**Directions:** Write out the data below exactly as given, without any of its pictures.

**Excerpted data:**
○ ○ ○ ○ ○ ○ ○
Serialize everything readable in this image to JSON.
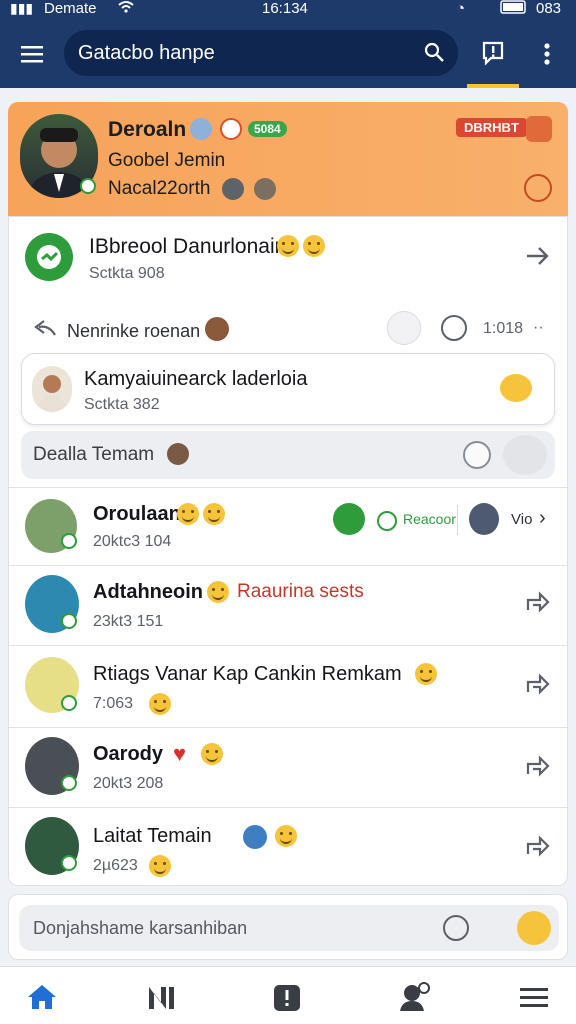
{
  "status_bar": {
    "carrier": "Demate",
    "time": "16:134",
    "battery": "083"
  },
  "header": {
    "search_text": "Gatacbo hanpe"
  },
  "profile_card": {
    "name": "Deroaln",
    "tag": "5084",
    "badge": "DBRHBT",
    "subtitle": "Goobel Jemin",
    "meta": "Nacal22orth",
    "accent": "#f7a35a"
  },
  "group_card": {
    "title": "IBbreool Danurlonaira",
    "sub": "Sctkta 908",
    "forward_text": "Nenrinke roenan",
    "time": "1:018"
  },
  "highlight_item": {
    "name": "Kamyaiuinearck laderloia",
    "sub": "Sctkta 382"
  },
  "team_bar": {
    "label": "Dealla Temam"
  },
  "list": [
    {
      "name": "Oroulaan",
      "sub": "20ktc3 104",
      "extra": "Reacoor",
      "extra2": "Vio"
    },
    {
      "name": "Adtahneoin",
      "sub": "23kt3 151",
      "highlight": "Raaurina sests"
    },
    {
      "name": "Rtiags Vanar Kap Cankin Remkam",
      "sub": "7:063"
    },
    {
      "name": "Oarody",
      "sub": "20kt3 208"
    },
    {
      "name": "Laitat Temain",
      "sub": "2µ623"
    }
  ],
  "composer": {
    "placeholder": "Donjahshame karsanhiban"
  },
  "colors": {
    "appbar": "#1d3a6b",
    "green": "#2e9c3a",
    "orange": "#f7a35a"
  }
}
○ ○ ○ ○ ○ ○ ○
**Task solution:**
Serialize everything readable in this image to JSON.
{
  "status_bar": {
    "carrier": "Demate",
    "time": "16:134",
    "battery": "083"
  },
  "header": {
    "search_text": "Gatacbo hanpe"
  },
  "profile_card": {
    "name": "Deroaln",
    "tag": "5084",
    "badge": "DBRHBT",
    "subtitle": "Goobel Jemin",
    "meta": "Nacal22orth",
    "accent": "#f7a35a"
  },
  "group_card": {
    "title": "IBbreool Danurlonaira",
    "sub": "Sctkta 908",
    "forward_text": "Nenrinke roenan",
    "time": "1:018"
  },
  "highlight_item": {
    "name": "Kamyaiuinearck laderloia",
    "sub": "Sctkta 382"
  },
  "team_bar": {
    "label": "Dealla Temam"
  },
  "list": [
    {
      "name": "Oroulaan",
      "sub": "20ktc3 104",
      "extra": "Reacoor",
      "extra2": "Vio"
    },
    {
      "name": "Adtahneoin",
      "sub": "23kt3 151",
      "highlight": "Raaurina sests"
    },
    {
      "name": "Rtiags Vanar Kap Cankin Remkam",
      "sub": "7:063"
    },
    {
      "name": "Oarody",
      "sub": "20kt3 208"
    },
    {
      "name": "Laitat Temain",
      "sub": "2µ623"
    }
  ],
  "composer": {
    "placeholder": "Donjahshame karsanhiban"
  },
  "colors": {
    "appbar": "#1d3a6b",
    "green": "#2e9c3a",
    "orange": "#f7a35a"
  }
}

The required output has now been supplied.